:: THE PROBLEM ::
Collect every line of the material below that contains the string "产品参数". Case matters when matching.
# START OF DATA PROVIDED
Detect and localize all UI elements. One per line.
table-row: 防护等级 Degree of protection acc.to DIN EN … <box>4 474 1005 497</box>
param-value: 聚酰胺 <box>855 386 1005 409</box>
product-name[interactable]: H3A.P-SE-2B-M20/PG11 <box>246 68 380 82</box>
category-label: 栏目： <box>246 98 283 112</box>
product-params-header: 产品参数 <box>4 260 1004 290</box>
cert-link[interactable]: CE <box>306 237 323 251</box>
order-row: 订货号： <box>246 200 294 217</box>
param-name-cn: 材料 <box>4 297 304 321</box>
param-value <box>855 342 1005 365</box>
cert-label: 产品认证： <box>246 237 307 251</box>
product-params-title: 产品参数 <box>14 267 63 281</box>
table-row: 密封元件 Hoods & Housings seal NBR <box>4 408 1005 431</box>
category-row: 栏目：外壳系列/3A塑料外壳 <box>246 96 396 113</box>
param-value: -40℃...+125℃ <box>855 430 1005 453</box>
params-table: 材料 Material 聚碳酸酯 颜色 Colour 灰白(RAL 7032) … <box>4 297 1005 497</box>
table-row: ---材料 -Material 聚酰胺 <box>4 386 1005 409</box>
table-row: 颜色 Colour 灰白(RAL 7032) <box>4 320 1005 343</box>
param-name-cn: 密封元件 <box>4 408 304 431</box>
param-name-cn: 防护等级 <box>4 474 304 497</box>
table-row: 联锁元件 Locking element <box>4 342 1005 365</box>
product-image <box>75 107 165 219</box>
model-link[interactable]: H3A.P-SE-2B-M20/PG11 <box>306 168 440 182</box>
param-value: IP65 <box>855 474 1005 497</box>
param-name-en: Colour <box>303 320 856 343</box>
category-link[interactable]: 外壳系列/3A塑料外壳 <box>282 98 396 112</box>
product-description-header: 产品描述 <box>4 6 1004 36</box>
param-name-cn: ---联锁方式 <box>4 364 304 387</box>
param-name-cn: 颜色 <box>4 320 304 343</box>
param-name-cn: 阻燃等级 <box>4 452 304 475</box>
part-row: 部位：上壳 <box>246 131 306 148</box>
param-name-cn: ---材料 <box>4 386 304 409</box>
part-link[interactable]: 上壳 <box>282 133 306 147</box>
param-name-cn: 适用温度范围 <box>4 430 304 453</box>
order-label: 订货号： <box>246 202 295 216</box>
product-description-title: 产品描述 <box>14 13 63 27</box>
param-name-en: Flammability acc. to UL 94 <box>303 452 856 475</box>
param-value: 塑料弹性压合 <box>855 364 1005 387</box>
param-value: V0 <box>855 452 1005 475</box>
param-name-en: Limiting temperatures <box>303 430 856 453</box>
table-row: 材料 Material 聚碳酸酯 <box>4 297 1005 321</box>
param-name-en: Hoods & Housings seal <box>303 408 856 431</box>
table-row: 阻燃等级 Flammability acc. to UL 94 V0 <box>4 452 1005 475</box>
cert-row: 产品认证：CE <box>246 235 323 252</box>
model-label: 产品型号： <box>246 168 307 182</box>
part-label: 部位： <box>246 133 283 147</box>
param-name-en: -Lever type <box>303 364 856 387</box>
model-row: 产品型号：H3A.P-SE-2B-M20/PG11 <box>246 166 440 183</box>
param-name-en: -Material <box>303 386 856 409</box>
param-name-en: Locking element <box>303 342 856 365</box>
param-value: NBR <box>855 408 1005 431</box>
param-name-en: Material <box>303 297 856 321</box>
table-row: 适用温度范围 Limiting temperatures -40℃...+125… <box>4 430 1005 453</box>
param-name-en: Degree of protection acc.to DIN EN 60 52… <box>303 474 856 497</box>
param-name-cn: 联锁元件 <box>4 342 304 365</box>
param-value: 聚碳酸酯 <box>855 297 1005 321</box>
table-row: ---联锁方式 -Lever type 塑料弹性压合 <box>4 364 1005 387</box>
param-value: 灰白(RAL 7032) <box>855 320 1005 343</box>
# END OF DATA PROVIDED
:: RESPONSE TO THIS TASK ::
product-params-header: 产品参数 <box>4 260 1004 290</box>
product-params-title: 产品参数 <box>14 267 63 281</box>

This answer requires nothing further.